▸ **EXERCISE REQUIREMENTS**
Every entry needs to be reproduced exactly.

▸ **INFORMATION SHOWN**

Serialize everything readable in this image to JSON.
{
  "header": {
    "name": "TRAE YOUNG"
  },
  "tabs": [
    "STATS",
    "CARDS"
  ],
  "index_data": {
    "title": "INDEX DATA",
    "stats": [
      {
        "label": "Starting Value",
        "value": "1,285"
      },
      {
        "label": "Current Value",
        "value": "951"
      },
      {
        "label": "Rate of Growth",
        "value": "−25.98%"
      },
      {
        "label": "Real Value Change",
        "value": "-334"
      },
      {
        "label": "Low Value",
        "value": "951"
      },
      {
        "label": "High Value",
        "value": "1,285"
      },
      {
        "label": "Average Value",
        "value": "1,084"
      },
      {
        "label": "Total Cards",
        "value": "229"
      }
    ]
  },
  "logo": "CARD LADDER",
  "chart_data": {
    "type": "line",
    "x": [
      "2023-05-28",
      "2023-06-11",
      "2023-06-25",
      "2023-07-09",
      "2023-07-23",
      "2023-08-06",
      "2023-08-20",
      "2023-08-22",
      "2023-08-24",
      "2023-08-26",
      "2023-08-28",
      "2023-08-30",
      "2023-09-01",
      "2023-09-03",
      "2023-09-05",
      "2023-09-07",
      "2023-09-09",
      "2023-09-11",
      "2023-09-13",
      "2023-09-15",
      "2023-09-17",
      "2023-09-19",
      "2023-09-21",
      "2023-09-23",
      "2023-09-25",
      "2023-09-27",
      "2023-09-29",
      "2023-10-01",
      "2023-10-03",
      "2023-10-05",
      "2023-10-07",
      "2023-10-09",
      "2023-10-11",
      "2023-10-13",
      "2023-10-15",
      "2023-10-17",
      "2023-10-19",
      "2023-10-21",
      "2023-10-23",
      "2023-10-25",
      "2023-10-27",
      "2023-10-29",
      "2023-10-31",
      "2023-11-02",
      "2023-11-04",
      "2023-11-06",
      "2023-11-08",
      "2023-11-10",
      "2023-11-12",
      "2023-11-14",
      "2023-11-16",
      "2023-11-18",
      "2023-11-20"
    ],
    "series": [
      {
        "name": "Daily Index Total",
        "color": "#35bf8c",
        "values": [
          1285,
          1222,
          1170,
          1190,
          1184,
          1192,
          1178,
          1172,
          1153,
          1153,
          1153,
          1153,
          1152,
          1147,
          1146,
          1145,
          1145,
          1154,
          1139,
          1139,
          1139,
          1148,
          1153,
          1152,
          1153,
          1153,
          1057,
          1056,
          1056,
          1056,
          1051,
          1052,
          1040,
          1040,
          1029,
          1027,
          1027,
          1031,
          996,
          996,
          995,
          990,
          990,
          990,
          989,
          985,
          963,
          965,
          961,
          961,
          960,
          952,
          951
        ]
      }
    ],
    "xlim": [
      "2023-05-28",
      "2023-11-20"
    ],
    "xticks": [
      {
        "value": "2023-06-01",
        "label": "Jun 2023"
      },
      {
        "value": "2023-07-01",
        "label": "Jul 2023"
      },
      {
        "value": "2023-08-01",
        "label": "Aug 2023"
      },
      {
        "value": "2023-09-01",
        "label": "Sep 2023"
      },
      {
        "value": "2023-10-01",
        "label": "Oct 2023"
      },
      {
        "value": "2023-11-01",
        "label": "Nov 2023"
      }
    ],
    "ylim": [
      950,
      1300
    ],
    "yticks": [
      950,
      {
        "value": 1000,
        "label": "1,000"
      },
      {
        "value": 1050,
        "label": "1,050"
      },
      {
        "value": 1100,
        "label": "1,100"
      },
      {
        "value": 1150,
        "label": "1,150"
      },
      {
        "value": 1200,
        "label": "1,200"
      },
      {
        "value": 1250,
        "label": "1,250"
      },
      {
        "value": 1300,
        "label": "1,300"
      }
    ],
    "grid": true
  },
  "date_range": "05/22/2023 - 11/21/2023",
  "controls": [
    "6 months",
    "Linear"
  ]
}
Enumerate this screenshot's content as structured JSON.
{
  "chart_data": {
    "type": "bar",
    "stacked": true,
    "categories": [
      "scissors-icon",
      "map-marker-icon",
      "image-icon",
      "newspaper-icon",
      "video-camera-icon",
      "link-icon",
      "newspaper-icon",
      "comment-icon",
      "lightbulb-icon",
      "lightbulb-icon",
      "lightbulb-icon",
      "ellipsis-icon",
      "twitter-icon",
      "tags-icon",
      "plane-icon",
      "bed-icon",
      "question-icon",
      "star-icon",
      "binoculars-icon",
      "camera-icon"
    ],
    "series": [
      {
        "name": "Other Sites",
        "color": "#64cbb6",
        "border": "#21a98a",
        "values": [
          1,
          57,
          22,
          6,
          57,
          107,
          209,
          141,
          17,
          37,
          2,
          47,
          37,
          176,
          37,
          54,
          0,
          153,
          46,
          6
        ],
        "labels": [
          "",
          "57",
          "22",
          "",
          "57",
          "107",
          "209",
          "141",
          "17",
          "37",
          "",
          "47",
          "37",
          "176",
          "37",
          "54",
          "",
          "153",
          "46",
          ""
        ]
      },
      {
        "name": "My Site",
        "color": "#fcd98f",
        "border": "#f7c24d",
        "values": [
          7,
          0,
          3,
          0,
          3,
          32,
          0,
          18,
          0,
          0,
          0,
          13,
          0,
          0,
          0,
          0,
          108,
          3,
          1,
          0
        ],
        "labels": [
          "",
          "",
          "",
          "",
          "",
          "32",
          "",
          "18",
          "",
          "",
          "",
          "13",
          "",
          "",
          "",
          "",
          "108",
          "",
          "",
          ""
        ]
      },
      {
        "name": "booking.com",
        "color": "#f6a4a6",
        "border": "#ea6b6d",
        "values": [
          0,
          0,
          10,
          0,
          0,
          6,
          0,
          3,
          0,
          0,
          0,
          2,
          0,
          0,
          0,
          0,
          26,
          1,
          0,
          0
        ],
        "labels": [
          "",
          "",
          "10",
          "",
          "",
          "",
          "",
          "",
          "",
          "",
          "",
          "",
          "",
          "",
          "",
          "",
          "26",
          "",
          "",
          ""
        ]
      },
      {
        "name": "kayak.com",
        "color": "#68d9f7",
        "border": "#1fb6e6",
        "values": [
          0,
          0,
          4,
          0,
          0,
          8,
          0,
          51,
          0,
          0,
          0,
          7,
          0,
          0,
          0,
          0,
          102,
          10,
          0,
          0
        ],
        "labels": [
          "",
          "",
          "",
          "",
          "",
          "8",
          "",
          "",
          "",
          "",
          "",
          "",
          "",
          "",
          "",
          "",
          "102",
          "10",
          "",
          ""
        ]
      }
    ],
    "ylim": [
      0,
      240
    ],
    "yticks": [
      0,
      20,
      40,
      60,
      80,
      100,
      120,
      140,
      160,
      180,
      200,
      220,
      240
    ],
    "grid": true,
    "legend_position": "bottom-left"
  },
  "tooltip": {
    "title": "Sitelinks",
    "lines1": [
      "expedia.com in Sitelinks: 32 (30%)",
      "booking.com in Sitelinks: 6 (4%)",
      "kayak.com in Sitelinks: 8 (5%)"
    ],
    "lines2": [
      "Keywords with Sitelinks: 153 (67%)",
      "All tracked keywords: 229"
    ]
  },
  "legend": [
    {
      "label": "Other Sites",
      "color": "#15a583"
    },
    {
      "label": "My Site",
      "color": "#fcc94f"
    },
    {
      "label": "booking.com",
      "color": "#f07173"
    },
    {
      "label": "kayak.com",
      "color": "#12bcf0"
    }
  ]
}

▸ **EXERCISE SOLUTION**
Serialize everything readable in this image to JSON.
{
  "header": {
    "name": "TRAE YOUNG"
  },
  "tabs": [
    "STATS",
    "CARDS"
  ],
  "index_data": {
    "title": "INDEX DATA",
    "stats": [
      {
        "label": "Starting Value",
        "value": "1,285"
      },
      {
        "label": "Current Value",
        "value": "951"
      },
      {
        "label": "Rate of Growth",
        "value": "−25.98%"
      },
      {
        "label": "Real Value Change",
        "value": "-334"
      },
      {
        "label": "Low Value",
        "value": "951"
      },
      {
        "label": "High Value",
        "value": "1,285"
      },
      {
        "label": "Average Value",
        "value": "1,084"
      },
      {
        "label": "Total Cards",
        "value": "229"
      }
    ]
  },
  "logo": "CARD LADDER",
  "chart_data": {
    "type": "line",
    "x": [
      "2023-05-28",
      "2023-06-11",
      "2023-06-25",
      "2023-07-09",
      "2023-07-23",
      "2023-08-06",
      "2023-08-20",
      "2023-08-22",
      "2023-08-24",
      "2023-08-26",
      "2023-08-28",
      "2023-08-30",
      "2023-09-01",
      "2023-09-03",
      "2023-09-05",
      "2023-09-07",
      "2023-09-09",
      "2023-09-11",
      "2023-09-13",
      "2023-09-15",
      "2023-09-17",
      "2023-09-19",
      "2023-09-21",
      "2023-09-23",
      "2023-09-25",
      "2023-09-27",
      "2023-09-29",
      "2023-10-01",
      "2023-10-03",
      "2023-10-05",
      "2023-10-07",
      "2023-10-09",
      "2023-10-11",
      "2023-10-13",
      "2023-10-15",
      "2023-10-17",
      "2023-10-19",
      "2023-10-21",
      "2023-10-23",
      "2023-10-25",
      "2023-10-27",
      "2023-10-29",
      "2023-10-31",
      "2023-11-02",
      "2023-11-04",
      "2023-11-06",
      "2023-11-08",
      "2023-11-10",
      "2023-11-12",
      "2023-11-14",
      "2023-11-16",
      "2023-11-18",
      "2023-11-20"
    ],
    "series": [
      {
        "name": "Daily Index Total",
        "color": "#35bf8c",
        "values": [
          1285,
          1222,
          1170,
          1190,
          1184,
          1192,
          1178,
          1172,
          1153,
          1153,
          1153,
          1153,
          1152,
          1147,
          1146,
          1145,
          1145,
          1154,
          1139,
          1139,
          1139,
          1148,
          1153,
          1152,
          1153,
          1153,
          1057,
          1056,
          1056,
          1056,
          1051,
          1052,
          1040,
          1040,
          1029,
          1027,
          1027,
          1031,
          996,
          996,
          995,
          990,
          990,
          990,
          989,
          985,
          963,
          965,
          961,
          961,
          960,
          952,
          951
        ]
      }
    ],
    "xlim": [
      "2023-05-28",
      "2023-11-20"
    ],
    "xticks": [
      {
        "value": "2023-06-01",
        "label": "Jun 2023"
      },
      {
        "value": "2023-07-01",
        "label": "Jul 2023"
      },
      {
        "value": "2023-08-01",
        "label": "Aug 2023"
      },
      {
        "value": "2023-09-01",
        "label": "Sep 2023"
      },
      {
        "value": "2023-10-01",
        "label": "Oct 2023"
      },
      {
        "value": "2023-11-01",
        "label": "Nov 2023"
      }
    ],
    "ylim": [
      950,
      1300
    ],
    "yticks": [
      950,
      {
        "value": 1000,
        "label": "1,000"
      },
      {
        "value": 1050,
        "label": "1,050"
      },
      {
        "value": 1100,
        "label": "1,100"
      },
      {
        "value": 1150,
        "label": "1,150"
      },
      {
        "value": 1200,
        "label": "1,200"
      },
      {
        "value": 1250,
        "label": "1,250"
      },
      {
        "value": 1300,
        "label": "1,300"
      }
    ],
    "grid": true
  },
  "date_range": "05/22/2023 - 11/21/2023",
  "controls": [
    "6 months",
    "Linear"
  ]
}
Enumerate this screenshot's content as structured JSON.
{
  "chart_data": {
    "type": "bar",
    "stacked": true,
    "categories": [
      "scissors-icon",
      "map-marker-icon",
      "image-icon",
      "newspaper-icon",
      "video-camera-icon",
      "link-icon",
      "newspaper-icon",
      "comment-icon",
      "lightbulb-icon",
      "lightbulb-icon",
      "lightbulb-icon",
      "ellipsis-icon",
      "twitter-icon",
      "tags-icon",
      "plane-icon",
      "bed-icon",
      "question-icon",
      "star-icon",
      "binoculars-icon",
      "camera-icon"
    ],
    "series": [
      {
        "name": "Other Sites",
        "color": "#64cbb6",
        "border": "#21a98a",
        "values": [
          1,
          57,
          22,
          6,
          57,
          107,
          209,
          141,
          17,
          37,
          2,
          47,
          37,
          176,
          37,
          54,
          0,
          153,
          46,
          6
        ],
        "labels": [
          "",
          "57",
          "22",
          "",
          "57",
          "107",
          "209",
          "141",
          "17",
          "37",
          "",
          "47",
          "37",
          "176",
          "37",
          "54",
          "",
          "153",
          "46",
          ""
        ]
      },
      {
        "name": "My Site",
        "color": "#fcd98f",
        "border": "#f7c24d",
        "values": [
          7,
          0,
          3,
          0,
          3,
          32,
          0,
          18,
          0,
          0,
          0,
          13,
          0,
          0,
          0,
          0,
          108,
          3,
          1,
          0
        ],
        "labels": [
          "",
          "",
          "",
          "",
          "",
          "32",
          "",
          "18",
          "",
          "",
          "",
          "13",
          "",
          "",
          "",
          "",
          "108",
          "",
          "",
          ""
        ]
      },
      {
        "name": "booking.com",
        "color": "#f6a4a6",
        "border": "#ea6b6d",
        "values": [
          0,
          0,
          10,
          0,
          0,
          6,
          0,
          3,
          0,
          0,
          0,
          2,
          0,
          0,
          0,
          0,
          26,
          1,
          0,
          0
        ],
        "labels": [
          "",
          "",
          "10",
          "",
          "",
          "",
          "",
          "",
          "",
          "",
          "",
          "",
          "",
          "",
          "",
          "",
          "26",
          "",
          "",
          ""
        ]
      },
      {
        "name": "kayak.com",
        "color": "#68d9f7",
        "border": "#1fb6e6",
        "values": [
          0,
          0,
          4,
          0,
          0,
          8,
          0,
          51,
          0,
          0,
          0,
          7,
          0,
          0,
          0,
          0,
          102,
          10,
          0,
          0
        ],
        "labels": [
          "",
          "",
          "",
          "",
          "",
          "8",
          "",
          "",
          "",
          "",
          "",
          "",
          "",
          "",
          "",
          "",
          "102",
          "10",
          "",
          ""
        ]
      }
    ],
    "ylim": [
      0,
      240
    ],
    "yticks": [
      0,
      20,
      40,
      60,
      80,
      100,
      120,
      140,
      160,
      180,
      200,
      220,
      240
    ],
    "grid": true,
    "legend_position": "bottom-left"
  },
  "tooltip": {
    "title": "Sitelinks",
    "lines1": [
      "expedia.com in Sitelinks: 32 (30%)",
      "booking.com in Sitelinks: 6 (4%)",
      "kayak.com in Sitelinks: 8 (5%)"
    ],
    "lines2": [
      "Keywords with Sitelinks: 153 (67%)",
      "All tracked keywords: 229"
    ]
  },
  "legend": [
    {
      "label": "Other Sites",
      "color": "#15a583"
    },
    {
      "label": "My Site",
      "color": "#fcc94f"
    },
    {
      "label": "booking.com",
      "color": "#f07173"
    },
    {
      "label": "kayak.com",
      "color": "#12bcf0"
    }
  ]
}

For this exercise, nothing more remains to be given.